RECORD LIST:

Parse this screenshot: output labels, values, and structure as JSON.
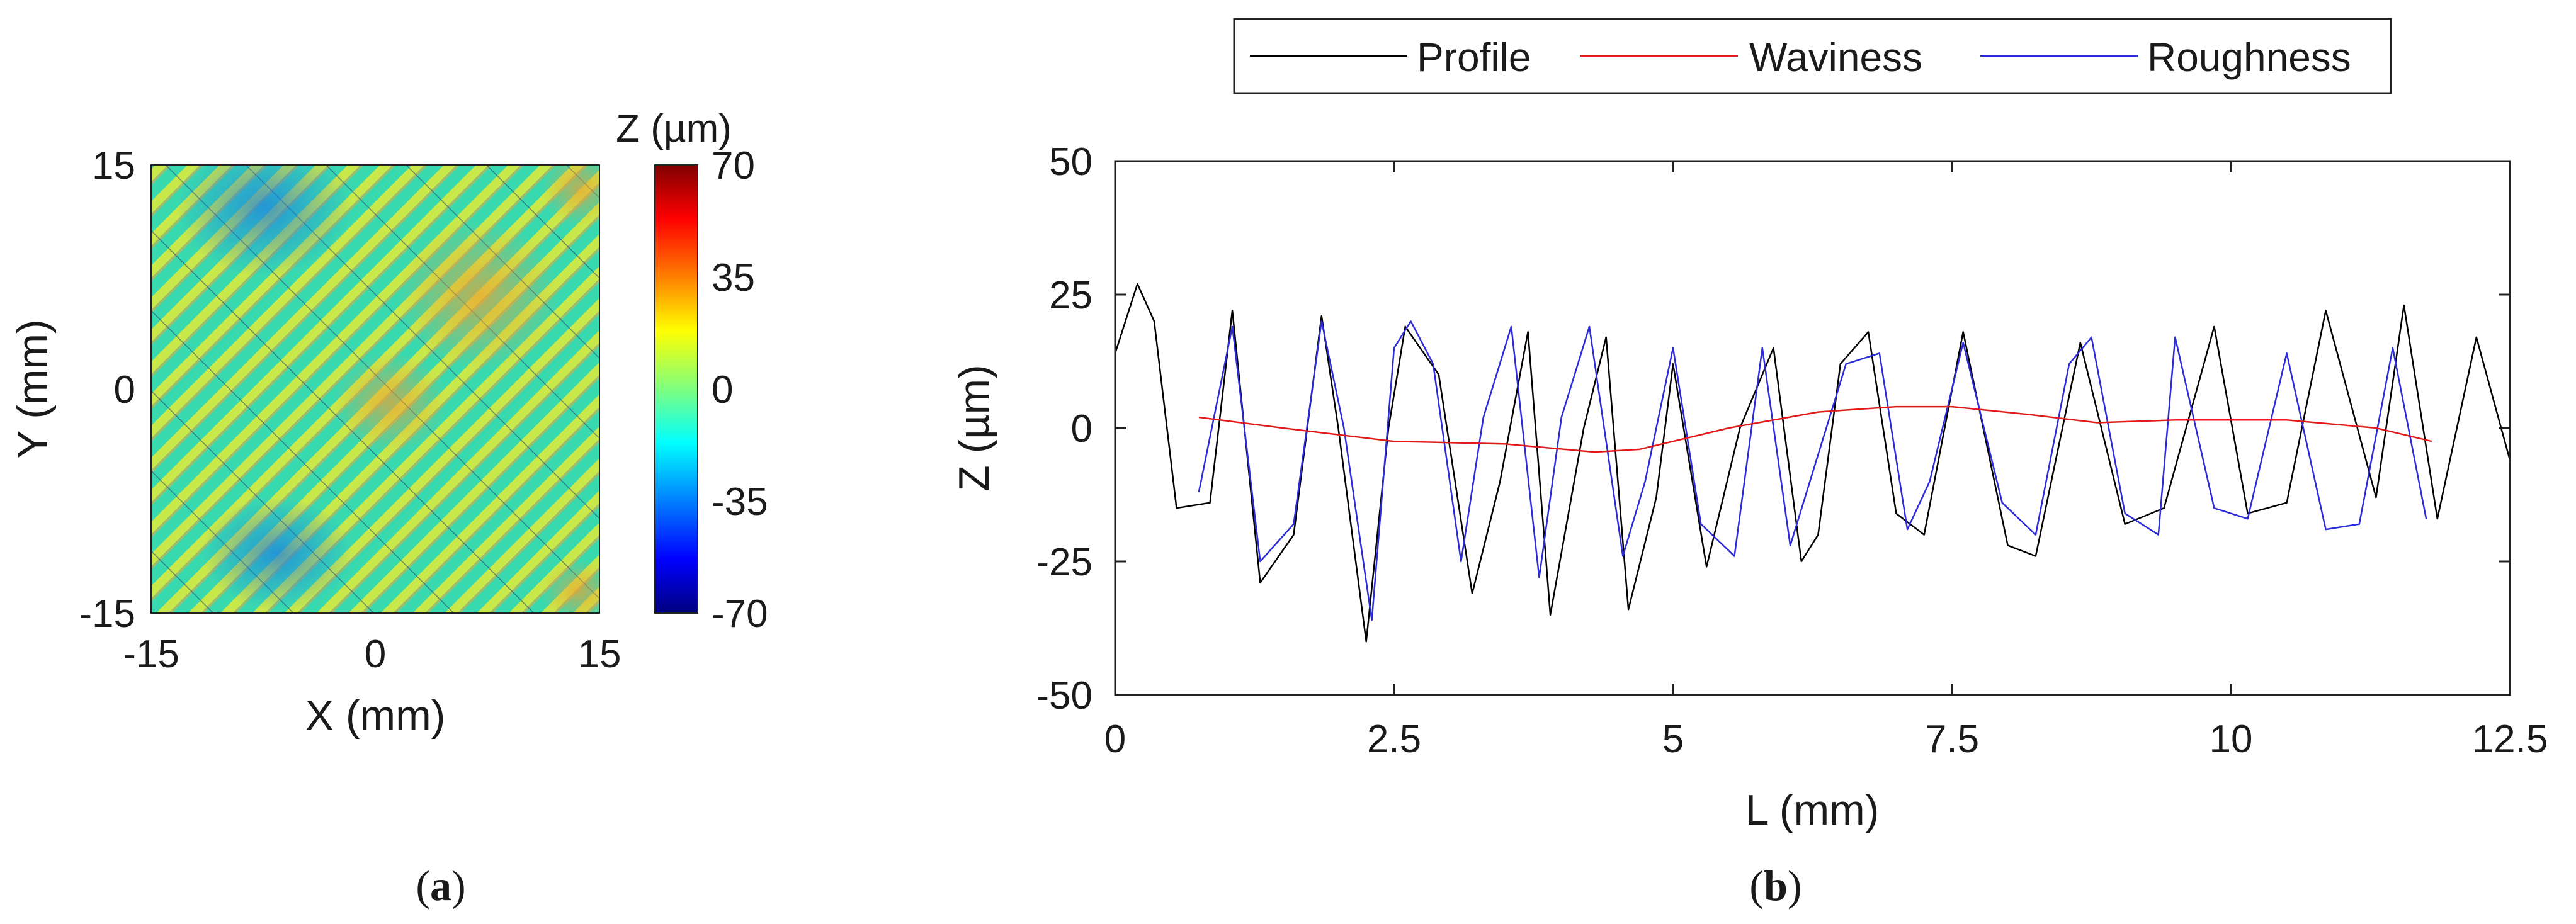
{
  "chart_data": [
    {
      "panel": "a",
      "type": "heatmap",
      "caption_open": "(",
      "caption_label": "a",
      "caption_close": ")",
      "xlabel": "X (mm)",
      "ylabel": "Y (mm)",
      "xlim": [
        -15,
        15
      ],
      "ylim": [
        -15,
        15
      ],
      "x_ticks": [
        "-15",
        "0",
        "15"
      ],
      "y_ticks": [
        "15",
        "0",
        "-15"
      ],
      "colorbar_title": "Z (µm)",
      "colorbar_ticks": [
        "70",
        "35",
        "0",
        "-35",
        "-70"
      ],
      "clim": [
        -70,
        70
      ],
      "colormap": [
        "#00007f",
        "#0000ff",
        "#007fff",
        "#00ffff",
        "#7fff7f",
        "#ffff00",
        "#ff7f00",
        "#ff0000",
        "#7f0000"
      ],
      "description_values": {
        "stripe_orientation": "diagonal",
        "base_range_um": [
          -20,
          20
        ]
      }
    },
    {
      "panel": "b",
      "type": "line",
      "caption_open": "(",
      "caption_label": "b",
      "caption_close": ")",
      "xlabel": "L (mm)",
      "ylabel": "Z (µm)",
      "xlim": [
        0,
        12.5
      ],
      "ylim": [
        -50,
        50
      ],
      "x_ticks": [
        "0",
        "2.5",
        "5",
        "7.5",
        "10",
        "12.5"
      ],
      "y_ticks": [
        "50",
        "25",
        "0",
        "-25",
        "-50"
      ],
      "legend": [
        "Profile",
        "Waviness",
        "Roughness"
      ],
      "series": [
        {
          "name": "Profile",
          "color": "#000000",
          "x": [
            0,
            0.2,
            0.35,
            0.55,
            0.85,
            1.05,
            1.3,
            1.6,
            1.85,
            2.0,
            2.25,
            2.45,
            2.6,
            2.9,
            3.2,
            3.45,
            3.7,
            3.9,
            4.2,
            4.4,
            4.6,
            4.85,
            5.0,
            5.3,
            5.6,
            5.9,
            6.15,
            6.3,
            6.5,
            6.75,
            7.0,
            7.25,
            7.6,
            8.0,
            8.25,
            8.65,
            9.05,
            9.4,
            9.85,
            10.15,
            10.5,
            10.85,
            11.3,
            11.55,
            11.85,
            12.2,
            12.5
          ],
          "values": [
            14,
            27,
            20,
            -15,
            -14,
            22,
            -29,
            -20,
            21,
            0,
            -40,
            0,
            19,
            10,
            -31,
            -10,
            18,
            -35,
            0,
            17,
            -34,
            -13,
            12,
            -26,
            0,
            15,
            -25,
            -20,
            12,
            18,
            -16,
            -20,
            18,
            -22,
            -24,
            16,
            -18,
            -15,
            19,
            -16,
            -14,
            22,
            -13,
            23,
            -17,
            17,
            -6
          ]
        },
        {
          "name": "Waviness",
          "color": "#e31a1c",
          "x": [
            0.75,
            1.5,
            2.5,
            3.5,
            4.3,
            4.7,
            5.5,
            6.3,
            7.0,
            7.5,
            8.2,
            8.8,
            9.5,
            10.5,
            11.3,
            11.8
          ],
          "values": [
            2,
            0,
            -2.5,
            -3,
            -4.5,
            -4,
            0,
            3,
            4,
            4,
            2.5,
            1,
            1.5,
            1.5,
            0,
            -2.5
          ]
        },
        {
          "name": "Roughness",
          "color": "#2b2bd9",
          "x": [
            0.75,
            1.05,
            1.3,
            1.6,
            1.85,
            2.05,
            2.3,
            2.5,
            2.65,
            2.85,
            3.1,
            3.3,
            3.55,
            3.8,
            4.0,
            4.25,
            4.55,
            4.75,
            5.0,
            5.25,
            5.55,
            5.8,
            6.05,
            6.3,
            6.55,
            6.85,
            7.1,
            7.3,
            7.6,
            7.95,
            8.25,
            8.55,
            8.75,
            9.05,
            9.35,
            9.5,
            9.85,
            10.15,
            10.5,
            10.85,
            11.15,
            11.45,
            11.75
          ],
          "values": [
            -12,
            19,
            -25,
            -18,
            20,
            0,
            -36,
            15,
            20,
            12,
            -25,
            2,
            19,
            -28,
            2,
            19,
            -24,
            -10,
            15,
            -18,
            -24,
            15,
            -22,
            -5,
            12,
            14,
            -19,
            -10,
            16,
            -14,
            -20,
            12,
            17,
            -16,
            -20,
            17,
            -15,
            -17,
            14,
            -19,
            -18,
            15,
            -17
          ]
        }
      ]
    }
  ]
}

...

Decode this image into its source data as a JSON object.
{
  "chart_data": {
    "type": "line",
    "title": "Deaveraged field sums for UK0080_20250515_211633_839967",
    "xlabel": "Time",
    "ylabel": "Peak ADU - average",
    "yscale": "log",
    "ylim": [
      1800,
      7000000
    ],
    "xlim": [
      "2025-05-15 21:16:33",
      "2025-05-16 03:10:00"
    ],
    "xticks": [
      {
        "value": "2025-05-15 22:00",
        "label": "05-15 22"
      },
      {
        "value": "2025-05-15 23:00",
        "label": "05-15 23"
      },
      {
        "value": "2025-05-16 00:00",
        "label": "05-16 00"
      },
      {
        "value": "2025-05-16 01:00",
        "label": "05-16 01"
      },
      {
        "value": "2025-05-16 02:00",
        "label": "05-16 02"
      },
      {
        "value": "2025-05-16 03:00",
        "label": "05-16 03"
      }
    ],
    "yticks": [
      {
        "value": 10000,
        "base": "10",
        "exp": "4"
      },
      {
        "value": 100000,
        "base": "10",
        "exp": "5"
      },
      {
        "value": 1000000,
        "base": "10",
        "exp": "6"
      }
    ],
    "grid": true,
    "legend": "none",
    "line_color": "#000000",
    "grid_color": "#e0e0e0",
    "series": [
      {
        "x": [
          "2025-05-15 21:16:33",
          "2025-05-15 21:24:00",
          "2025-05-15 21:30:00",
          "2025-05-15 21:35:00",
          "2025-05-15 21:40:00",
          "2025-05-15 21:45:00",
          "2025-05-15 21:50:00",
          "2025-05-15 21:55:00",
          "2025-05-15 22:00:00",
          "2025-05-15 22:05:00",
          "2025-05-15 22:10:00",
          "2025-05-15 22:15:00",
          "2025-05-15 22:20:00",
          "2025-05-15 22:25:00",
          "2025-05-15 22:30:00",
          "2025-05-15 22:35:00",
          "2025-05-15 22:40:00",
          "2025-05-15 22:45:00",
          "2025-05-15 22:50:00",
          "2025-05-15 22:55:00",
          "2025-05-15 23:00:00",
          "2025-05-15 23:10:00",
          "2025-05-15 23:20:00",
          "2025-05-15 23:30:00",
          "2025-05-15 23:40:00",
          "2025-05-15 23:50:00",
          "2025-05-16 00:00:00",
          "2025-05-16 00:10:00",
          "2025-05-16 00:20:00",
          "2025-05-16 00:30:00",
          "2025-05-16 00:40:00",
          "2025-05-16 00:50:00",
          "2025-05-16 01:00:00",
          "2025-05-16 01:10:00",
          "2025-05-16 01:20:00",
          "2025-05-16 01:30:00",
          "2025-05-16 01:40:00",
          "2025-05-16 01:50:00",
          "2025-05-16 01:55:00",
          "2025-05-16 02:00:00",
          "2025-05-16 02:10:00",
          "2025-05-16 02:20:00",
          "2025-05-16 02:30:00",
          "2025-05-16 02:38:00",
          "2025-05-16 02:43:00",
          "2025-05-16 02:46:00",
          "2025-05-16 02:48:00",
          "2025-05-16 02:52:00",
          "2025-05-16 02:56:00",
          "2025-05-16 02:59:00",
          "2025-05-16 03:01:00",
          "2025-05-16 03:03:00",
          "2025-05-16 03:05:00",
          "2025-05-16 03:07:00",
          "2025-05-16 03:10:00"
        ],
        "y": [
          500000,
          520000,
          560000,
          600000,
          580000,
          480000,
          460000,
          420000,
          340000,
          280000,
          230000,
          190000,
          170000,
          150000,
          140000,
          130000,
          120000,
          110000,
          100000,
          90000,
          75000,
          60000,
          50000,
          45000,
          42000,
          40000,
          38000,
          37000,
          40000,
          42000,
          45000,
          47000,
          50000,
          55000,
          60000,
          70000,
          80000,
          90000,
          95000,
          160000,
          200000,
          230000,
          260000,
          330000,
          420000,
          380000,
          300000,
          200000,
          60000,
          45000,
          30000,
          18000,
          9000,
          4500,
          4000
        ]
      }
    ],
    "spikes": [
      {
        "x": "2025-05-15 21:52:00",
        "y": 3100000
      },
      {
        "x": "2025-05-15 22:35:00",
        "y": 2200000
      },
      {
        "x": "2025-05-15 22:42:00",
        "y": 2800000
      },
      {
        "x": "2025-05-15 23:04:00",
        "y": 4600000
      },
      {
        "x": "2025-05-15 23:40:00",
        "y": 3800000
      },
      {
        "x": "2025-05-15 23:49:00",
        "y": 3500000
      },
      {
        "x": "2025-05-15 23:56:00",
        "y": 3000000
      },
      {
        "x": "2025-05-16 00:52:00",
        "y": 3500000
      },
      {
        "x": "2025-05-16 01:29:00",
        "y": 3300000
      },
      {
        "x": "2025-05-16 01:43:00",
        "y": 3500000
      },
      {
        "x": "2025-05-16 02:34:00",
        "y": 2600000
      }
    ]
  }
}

JOB:
Among the records above, how many lines carry the string "name"? Reply with the number alone.

EXPECTED ANSWER:
3